Data entries:
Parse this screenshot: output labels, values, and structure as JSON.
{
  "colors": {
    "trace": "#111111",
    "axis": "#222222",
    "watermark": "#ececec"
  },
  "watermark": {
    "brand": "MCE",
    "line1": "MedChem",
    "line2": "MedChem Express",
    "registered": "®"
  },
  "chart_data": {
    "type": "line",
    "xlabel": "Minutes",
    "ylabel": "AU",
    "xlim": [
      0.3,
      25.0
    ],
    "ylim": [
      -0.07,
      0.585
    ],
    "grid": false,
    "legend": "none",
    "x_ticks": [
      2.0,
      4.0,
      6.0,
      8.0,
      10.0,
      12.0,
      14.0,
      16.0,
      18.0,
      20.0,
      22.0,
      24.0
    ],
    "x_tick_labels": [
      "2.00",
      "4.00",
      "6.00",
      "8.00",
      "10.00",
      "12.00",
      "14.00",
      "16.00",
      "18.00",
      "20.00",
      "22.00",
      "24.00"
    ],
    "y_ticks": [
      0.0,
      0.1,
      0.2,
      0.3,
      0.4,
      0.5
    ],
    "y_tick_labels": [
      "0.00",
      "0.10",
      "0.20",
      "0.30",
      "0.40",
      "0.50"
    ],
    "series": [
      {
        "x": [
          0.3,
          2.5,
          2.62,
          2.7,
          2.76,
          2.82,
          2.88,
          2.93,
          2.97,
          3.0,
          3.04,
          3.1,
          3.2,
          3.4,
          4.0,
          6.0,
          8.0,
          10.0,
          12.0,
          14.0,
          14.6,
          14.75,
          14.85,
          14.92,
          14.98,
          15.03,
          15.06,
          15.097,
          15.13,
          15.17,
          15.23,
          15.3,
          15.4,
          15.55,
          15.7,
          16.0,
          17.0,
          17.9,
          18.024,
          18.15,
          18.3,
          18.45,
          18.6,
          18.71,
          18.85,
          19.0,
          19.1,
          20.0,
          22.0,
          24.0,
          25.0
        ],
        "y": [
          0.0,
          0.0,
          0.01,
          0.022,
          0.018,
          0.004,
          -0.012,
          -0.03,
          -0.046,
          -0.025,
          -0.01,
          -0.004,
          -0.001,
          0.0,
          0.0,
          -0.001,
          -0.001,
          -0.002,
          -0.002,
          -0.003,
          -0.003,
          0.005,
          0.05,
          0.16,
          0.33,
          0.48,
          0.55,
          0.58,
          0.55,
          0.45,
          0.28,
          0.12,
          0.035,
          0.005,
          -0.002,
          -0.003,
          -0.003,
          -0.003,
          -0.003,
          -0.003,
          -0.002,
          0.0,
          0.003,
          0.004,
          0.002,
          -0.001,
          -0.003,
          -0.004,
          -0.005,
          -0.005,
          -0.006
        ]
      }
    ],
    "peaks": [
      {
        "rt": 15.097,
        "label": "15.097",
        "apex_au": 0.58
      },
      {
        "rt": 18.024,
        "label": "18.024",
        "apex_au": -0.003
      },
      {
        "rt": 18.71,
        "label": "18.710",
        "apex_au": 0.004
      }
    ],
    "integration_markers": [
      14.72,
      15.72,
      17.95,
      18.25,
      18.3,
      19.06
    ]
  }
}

Short exercise: Everything in the listing above should be restated exactly.

Output of the task:
Parse this screenshot: output labels, values, and structure as JSON.
{
  "colors": {
    "trace": "#111111",
    "axis": "#222222",
    "watermark": "#ececec"
  },
  "watermark": {
    "brand": "MCE",
    "line1": "MedChem",
    "line2": "MedChem Express",
    "registered": "®"
  },
  "chart_data": {
    "type": "line",
    "xlabel": "Minutes",
    "ylabel": "AU",
    "xlim": [
      0.3,
      25.0
    ],
    "ylim": [
      -0.07,
      0.585
    ],
    "grid": false,
    "legend": "none",
    "x_ticks": [
      2.0,
      4.0,
      6.0,
      8.0,
      10.0,
      12.0,
      14.0,
      16.0,
      18.0,
      20.0,
      22.0,
      24.0
    ],
    "x_tick_labels": [
      "2.00",
      "4.00",
      "6.00",
      "8.00",
      "10.00",
      "12.00",
      "14.00",
      "16.00",
      "18.00",
      "20.00",
      "22.00",
      "24.00"
    ],
    "y_ticks": [
      0.0,
      0.1,
      0.2,
      0.3,
      0.4,
      0.5
    ],
    "y_tick_labels": [
      "0.00",
      "0.10",
      "0.20",
      "0.30",
      "0.40",
      "0.50"
    ],
    "series": [
      {
        "x": [
          0.3,
          2.5,
          2.62,
          2.7,
          2.76,
          2.82,
          2.88,
          2.93,
          2.97,
          3.0,
          3.04,
          3.1,
          3.2,
          3.4,
          4.0,
          6.0,
          8.0,
          10.0,
          12.0,
          14.0,
          14.6,
          14.75,
          14.85,
          14.92,
          14.98,
          15.03,
          15.06,
          15.097,
          15.13,
          15.17,
          15.23,
          15.3,
          15.4,
          15.55,
          15.7,
          16.0,
          17.0,
          17.9,
          18.024,
          18.15,
          18.3,
          18.45,
          18.6,
          18.71,
          18.85,
          19.0,
          19.1,
          20.0,
          22.0,
          24.0,
          25.0
        ],
        "y": [
          0.0,
          0.0,
          0.01,
          0.022,
          0.018,
          0.004,
          -0.012,
          -0.03,
          -0.046,
          -0.025,
          -0.01,
          -0.004,
          -0.001,
          0.0,
          0.0,
          -0.001,
          -0.001,
          -0.002,
          -0.002,
          -0.003,
          -0.003,
          0.005,
          0.05,
          0.16,
          0.33,
          0.48,
          0.55,
          0.58,
          0.55,
          0.45,
          0.28,
          0.12,
          0.035,
          0.005,
          -0.002,
          -0.003,
          -0.003,
          -0.003,
          -0.003,
          -0.003,
          -0.002,
          0.0,
          0.003,
          0.004,
          0.002,
          -0.001,
          -0.003,
          -0.004,
          -0.005,
          -0.005,
          -0.006
        ]
      }
    ],
    "peaks": [
      {
        "rt": 15.097,
        "label": "15.097",
        "apex_au": 0.58
      },
      {
        "rt": 18.024,
        "label": "18.024",
        "apex_au": -0.003
      },
      {
        "rt": 18.71,
        "label": "18.710",
        "apex_au": 0.004
      }
    ],
    "integration_markers": [
      14.72,
      15.72,
      17.95,
      18.25,
      18.3,
      19.06
    ]
  }
}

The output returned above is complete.